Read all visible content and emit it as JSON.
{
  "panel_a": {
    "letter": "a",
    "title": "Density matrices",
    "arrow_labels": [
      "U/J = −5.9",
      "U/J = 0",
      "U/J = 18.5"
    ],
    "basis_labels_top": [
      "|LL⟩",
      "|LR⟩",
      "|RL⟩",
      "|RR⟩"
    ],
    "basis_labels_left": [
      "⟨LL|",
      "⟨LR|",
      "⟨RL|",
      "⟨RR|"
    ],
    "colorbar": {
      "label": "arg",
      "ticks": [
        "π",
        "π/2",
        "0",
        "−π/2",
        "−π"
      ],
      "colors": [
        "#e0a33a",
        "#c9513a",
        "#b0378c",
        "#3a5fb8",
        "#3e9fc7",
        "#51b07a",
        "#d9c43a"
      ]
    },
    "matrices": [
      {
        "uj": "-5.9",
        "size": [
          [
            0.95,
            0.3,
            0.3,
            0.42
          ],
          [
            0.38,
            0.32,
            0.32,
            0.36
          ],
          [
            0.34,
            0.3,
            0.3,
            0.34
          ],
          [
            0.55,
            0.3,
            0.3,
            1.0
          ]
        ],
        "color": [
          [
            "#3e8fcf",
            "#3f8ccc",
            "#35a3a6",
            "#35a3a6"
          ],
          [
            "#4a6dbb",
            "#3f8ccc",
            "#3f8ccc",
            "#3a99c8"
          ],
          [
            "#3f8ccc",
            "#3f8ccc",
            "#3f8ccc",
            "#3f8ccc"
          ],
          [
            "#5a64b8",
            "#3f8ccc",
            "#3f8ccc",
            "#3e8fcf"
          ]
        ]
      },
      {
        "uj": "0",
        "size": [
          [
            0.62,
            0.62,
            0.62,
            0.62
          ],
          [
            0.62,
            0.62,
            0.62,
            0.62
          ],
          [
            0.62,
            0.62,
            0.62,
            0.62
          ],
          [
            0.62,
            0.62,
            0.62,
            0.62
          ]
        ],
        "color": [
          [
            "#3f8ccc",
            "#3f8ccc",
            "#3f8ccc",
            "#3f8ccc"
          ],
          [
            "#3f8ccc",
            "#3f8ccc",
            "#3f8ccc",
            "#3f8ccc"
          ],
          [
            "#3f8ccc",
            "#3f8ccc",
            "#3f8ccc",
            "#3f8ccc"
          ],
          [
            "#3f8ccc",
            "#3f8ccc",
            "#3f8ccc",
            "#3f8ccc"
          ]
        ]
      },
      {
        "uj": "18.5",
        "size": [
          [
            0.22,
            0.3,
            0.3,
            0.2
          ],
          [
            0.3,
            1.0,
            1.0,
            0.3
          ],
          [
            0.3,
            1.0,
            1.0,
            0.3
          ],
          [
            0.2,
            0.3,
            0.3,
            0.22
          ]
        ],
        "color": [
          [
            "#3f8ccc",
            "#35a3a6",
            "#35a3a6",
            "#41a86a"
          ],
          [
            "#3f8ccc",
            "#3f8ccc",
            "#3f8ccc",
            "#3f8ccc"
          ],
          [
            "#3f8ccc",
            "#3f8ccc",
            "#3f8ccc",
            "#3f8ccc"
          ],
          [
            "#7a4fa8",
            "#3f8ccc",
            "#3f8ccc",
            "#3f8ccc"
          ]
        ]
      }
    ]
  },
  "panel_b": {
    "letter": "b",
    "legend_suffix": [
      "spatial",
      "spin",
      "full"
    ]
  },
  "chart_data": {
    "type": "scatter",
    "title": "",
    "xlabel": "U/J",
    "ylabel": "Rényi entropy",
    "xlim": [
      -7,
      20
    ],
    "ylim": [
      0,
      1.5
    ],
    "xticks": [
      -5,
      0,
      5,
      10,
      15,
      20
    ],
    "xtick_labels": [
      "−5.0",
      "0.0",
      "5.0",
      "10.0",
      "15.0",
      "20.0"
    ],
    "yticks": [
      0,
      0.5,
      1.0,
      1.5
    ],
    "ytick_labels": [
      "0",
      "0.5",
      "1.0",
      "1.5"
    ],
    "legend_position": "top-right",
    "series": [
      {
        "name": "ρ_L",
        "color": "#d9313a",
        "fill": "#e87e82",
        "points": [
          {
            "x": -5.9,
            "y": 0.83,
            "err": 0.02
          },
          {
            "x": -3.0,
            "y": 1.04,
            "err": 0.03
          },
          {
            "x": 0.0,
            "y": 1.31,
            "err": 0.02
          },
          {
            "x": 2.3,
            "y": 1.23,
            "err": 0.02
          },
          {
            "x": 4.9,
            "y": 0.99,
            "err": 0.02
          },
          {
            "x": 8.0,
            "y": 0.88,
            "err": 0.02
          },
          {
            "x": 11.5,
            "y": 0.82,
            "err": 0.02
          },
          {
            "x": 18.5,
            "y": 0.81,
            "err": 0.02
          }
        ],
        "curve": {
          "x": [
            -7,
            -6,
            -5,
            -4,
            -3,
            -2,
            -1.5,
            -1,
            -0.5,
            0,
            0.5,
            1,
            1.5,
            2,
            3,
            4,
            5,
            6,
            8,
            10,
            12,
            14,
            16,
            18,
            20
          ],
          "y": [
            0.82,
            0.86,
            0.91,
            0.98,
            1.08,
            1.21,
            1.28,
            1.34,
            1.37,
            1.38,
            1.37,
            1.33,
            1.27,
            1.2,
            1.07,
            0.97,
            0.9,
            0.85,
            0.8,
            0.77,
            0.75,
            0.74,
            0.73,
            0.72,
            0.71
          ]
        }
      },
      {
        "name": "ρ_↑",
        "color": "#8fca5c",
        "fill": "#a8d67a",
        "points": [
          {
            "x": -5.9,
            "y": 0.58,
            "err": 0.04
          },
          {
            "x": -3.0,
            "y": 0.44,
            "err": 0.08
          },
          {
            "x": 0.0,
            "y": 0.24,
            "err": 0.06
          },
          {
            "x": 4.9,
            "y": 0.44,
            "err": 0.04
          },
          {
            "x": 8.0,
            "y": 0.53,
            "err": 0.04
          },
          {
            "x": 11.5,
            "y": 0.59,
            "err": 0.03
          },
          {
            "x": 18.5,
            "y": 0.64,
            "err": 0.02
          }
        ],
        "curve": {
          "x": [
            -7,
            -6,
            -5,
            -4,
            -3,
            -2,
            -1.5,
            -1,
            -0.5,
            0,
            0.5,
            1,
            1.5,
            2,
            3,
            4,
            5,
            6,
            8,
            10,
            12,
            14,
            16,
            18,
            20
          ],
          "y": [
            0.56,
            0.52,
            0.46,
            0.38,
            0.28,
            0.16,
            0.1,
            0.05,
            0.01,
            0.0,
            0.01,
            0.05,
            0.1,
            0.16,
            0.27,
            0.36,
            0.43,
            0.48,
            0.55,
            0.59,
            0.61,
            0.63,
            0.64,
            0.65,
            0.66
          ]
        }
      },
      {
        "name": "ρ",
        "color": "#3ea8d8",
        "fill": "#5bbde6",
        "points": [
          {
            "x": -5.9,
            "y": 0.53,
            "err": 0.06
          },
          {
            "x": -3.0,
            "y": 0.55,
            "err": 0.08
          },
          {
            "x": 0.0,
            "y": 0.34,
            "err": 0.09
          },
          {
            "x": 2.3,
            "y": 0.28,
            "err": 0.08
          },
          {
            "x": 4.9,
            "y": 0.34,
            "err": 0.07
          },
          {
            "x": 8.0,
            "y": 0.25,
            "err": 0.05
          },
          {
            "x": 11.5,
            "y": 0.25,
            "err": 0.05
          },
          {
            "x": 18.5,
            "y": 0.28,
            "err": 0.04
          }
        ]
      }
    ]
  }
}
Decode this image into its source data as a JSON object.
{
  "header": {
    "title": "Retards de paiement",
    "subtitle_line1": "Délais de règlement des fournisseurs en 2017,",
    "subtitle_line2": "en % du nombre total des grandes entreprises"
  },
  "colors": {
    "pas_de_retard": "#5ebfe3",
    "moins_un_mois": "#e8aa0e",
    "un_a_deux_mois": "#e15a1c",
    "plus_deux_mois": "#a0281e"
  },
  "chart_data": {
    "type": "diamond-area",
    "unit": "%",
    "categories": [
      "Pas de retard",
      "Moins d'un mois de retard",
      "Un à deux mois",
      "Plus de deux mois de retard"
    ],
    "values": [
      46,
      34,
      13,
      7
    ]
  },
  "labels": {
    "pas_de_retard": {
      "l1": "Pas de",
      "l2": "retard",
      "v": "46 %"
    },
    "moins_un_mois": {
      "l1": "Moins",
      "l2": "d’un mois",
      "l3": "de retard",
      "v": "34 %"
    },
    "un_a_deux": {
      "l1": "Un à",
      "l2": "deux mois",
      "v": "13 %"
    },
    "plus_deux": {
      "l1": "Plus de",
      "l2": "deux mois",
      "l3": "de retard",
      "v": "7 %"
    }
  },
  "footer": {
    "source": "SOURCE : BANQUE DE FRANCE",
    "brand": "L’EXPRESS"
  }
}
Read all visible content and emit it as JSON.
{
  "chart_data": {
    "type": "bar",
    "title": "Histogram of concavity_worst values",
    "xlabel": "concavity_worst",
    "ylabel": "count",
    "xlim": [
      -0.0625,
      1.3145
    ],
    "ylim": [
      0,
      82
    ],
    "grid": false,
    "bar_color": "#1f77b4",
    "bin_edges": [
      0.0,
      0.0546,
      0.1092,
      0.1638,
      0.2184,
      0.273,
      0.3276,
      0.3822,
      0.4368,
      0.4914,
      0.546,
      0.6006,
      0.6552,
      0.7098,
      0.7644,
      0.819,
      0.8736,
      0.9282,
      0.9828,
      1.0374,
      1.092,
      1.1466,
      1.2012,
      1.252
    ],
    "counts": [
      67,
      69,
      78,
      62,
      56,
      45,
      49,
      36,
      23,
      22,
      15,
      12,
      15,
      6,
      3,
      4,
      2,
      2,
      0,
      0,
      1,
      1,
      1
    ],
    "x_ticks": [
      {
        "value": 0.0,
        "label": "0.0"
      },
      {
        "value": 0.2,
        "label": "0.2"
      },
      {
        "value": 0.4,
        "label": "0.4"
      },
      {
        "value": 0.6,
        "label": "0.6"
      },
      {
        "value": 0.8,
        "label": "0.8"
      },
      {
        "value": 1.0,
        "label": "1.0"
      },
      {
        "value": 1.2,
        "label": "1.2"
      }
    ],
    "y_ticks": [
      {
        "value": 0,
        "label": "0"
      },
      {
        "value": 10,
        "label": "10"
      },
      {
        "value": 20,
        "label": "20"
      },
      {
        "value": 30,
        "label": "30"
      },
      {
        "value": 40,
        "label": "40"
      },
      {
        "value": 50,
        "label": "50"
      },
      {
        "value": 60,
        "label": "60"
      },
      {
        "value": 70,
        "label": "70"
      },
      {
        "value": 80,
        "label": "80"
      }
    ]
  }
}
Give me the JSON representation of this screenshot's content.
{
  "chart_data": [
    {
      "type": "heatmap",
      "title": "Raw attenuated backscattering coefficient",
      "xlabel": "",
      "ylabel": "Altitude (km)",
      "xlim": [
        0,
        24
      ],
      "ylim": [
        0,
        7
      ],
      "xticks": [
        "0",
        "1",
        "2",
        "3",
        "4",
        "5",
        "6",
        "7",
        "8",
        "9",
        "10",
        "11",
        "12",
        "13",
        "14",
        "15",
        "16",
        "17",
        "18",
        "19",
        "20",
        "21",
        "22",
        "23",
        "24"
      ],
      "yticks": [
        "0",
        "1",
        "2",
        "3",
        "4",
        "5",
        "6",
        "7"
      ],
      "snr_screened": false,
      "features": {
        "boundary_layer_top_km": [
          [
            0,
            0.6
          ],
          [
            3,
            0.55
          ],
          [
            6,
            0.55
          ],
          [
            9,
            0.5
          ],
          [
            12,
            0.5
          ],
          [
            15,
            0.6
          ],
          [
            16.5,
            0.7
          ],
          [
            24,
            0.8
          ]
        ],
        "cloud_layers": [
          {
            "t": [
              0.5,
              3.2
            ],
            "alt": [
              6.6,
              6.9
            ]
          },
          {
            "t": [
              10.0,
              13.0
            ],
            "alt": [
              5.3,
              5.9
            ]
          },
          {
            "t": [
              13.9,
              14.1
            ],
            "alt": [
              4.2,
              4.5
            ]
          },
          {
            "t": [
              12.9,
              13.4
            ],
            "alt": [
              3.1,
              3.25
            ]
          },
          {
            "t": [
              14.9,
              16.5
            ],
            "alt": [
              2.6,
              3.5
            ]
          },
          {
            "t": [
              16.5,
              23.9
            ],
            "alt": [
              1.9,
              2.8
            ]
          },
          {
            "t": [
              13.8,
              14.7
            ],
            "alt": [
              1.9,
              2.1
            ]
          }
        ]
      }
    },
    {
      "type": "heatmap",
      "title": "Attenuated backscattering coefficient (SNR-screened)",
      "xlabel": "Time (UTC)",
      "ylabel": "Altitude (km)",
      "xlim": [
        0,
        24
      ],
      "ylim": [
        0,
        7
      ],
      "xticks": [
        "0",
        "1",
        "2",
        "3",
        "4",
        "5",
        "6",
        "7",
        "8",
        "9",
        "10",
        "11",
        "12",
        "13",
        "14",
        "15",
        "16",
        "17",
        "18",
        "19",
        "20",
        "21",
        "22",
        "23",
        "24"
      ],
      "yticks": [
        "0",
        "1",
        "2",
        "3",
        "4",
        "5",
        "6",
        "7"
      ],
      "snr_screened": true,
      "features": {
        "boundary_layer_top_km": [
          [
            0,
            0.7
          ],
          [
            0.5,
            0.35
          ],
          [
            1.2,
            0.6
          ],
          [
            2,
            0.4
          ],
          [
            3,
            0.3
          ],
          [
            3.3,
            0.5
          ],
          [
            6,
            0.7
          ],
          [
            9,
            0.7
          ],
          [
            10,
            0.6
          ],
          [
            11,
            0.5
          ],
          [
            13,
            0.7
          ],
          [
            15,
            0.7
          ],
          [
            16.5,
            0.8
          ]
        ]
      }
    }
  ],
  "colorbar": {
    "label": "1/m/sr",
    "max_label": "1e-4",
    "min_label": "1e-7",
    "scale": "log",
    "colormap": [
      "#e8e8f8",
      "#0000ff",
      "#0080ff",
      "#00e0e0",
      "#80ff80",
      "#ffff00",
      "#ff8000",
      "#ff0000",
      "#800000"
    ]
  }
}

▶ **EXERCISE**: Collect the lines that hold "this".

▶ **REPLY TO THE TASK**:
Decode this image into its source data as a JSON object.
Give me the JSON representation of this screenshot's content.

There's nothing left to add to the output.